▶ Extracted data entries

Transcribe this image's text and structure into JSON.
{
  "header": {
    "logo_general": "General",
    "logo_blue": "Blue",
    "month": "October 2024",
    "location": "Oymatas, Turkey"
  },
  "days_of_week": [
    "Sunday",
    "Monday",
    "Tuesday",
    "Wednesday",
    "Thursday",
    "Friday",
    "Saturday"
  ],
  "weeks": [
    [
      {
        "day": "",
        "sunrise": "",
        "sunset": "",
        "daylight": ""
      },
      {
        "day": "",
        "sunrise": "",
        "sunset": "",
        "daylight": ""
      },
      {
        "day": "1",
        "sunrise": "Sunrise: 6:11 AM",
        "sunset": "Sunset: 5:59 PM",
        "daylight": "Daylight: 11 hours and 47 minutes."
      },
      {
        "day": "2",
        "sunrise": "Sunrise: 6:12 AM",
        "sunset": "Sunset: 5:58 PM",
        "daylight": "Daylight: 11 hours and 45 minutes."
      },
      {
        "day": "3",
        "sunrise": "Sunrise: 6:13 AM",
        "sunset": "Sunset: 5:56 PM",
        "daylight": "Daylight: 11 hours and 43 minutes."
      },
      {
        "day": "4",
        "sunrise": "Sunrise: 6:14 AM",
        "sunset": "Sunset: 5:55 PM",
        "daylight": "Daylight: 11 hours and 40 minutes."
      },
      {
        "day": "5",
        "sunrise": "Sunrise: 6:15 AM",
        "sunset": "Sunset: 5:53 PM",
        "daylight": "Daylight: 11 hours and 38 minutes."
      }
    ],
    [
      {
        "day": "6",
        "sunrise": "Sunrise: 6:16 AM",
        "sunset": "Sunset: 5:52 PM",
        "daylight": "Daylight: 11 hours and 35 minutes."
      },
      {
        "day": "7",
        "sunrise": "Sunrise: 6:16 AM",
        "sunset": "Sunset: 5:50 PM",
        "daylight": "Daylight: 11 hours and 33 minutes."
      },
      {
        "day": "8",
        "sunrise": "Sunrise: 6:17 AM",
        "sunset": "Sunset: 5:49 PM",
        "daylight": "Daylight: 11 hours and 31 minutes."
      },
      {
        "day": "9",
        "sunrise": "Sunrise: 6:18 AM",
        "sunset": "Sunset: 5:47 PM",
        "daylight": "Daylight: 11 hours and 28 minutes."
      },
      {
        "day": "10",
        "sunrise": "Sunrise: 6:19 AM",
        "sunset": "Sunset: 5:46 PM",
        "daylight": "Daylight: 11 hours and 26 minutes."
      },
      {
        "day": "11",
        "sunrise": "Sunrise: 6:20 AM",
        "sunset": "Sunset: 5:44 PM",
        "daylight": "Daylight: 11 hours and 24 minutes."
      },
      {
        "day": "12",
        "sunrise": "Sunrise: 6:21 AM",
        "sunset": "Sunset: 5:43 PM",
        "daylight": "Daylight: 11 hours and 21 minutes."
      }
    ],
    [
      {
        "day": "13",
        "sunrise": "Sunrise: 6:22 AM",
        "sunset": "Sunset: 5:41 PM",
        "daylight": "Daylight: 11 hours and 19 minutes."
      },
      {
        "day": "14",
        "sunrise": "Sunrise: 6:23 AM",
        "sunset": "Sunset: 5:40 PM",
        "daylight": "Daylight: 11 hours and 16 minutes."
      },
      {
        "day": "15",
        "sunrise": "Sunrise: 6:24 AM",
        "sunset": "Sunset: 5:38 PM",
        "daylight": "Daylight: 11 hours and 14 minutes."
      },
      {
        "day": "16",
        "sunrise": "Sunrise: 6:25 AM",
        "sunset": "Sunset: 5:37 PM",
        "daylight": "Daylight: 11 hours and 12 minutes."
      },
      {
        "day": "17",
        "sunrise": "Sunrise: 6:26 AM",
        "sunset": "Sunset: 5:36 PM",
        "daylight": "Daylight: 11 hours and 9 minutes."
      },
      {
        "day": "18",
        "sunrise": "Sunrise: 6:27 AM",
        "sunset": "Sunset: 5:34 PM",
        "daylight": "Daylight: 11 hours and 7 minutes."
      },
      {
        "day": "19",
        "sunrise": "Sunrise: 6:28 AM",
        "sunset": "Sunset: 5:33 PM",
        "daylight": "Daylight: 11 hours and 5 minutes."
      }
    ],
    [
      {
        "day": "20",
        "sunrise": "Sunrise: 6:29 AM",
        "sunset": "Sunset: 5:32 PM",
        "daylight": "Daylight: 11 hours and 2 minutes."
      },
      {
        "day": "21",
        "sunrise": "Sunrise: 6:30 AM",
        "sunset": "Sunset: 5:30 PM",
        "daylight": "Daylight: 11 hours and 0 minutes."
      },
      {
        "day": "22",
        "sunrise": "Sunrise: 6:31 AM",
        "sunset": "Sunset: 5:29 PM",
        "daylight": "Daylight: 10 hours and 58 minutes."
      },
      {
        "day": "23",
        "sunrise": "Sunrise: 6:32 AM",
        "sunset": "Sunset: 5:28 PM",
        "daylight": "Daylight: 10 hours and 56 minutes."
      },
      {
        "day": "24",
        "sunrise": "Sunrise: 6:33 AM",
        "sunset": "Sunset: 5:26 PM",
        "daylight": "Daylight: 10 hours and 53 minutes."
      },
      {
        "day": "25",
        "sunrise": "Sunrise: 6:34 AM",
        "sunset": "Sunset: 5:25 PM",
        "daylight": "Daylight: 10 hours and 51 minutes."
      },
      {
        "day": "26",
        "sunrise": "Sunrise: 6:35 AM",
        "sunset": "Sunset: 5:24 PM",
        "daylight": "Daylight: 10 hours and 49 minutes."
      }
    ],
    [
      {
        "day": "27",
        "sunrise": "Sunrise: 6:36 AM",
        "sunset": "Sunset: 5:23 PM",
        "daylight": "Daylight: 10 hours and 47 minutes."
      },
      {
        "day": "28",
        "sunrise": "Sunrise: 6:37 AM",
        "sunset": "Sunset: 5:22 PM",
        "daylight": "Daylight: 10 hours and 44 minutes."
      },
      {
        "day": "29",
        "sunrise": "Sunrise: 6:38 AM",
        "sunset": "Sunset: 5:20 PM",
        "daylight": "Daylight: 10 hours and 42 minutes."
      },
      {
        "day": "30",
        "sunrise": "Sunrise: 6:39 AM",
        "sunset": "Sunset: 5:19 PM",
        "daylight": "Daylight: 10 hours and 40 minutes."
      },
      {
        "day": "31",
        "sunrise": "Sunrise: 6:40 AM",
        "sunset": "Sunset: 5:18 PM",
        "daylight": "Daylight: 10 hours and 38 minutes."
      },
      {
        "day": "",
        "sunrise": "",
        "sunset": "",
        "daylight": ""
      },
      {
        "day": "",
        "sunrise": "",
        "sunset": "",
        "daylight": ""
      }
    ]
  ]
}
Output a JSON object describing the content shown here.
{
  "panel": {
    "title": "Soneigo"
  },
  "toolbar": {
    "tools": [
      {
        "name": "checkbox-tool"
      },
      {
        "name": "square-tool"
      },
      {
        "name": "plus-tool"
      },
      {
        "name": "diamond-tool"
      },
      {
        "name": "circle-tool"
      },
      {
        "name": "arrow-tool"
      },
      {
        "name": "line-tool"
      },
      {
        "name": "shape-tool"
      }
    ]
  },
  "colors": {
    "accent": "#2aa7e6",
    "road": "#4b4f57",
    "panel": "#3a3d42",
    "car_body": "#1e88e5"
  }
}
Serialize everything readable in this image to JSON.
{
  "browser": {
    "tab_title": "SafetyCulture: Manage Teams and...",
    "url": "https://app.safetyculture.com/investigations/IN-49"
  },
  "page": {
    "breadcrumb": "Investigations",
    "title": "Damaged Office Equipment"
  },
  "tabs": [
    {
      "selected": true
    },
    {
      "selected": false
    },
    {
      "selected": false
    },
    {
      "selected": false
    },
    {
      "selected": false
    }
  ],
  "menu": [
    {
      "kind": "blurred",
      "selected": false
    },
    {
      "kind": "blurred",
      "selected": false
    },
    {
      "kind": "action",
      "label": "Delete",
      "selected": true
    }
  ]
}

▶ Directions for this task
Point out every line holding the string "name" and copy it.

▶ Finished answer
        "name": "checkbox-tool"
        "name": "square-tool"
        "name": "plus-tool"
        "name": "diamond-tool"
        "name": "circle-tool"
        "name": "arrow-tool"
        "name": "line-tool"
        "name": "shape-tool"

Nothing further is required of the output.